-- BEGIN Available data --

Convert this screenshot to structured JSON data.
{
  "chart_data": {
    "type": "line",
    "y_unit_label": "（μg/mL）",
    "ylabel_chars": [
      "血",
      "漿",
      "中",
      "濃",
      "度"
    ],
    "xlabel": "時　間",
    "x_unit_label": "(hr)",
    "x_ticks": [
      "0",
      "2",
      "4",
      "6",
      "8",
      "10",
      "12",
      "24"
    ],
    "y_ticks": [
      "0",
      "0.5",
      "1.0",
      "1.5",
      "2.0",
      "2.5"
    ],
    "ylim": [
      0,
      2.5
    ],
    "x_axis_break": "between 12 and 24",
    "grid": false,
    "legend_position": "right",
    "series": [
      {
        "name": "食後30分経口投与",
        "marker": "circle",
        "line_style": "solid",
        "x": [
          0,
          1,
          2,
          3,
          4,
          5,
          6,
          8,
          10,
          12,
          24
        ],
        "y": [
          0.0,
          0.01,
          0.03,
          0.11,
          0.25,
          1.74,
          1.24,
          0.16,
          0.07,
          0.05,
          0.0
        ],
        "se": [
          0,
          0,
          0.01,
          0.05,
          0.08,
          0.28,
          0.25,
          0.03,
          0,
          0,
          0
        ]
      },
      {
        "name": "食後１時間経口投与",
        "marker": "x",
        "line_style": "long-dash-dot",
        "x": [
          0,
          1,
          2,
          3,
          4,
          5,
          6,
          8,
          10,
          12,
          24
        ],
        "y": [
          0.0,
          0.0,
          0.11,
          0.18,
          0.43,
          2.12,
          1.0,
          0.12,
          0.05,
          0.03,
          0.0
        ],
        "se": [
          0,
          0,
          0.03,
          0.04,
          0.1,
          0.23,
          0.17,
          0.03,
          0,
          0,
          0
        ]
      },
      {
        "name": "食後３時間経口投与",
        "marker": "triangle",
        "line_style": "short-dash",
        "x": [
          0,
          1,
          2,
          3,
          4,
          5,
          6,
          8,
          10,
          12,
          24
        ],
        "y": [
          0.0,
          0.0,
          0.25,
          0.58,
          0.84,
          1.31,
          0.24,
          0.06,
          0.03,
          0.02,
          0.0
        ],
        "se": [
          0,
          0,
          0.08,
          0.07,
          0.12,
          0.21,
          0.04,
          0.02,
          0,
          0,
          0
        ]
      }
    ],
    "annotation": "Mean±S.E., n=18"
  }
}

-- END Available data --

#### Task description
Look for "name" and pull out every line that has it.

#### Reply to the exercise
        "name": "食後30分経口投与",
        "name": "食後１時間経口投与",
        "name": "食後３時間経口投与",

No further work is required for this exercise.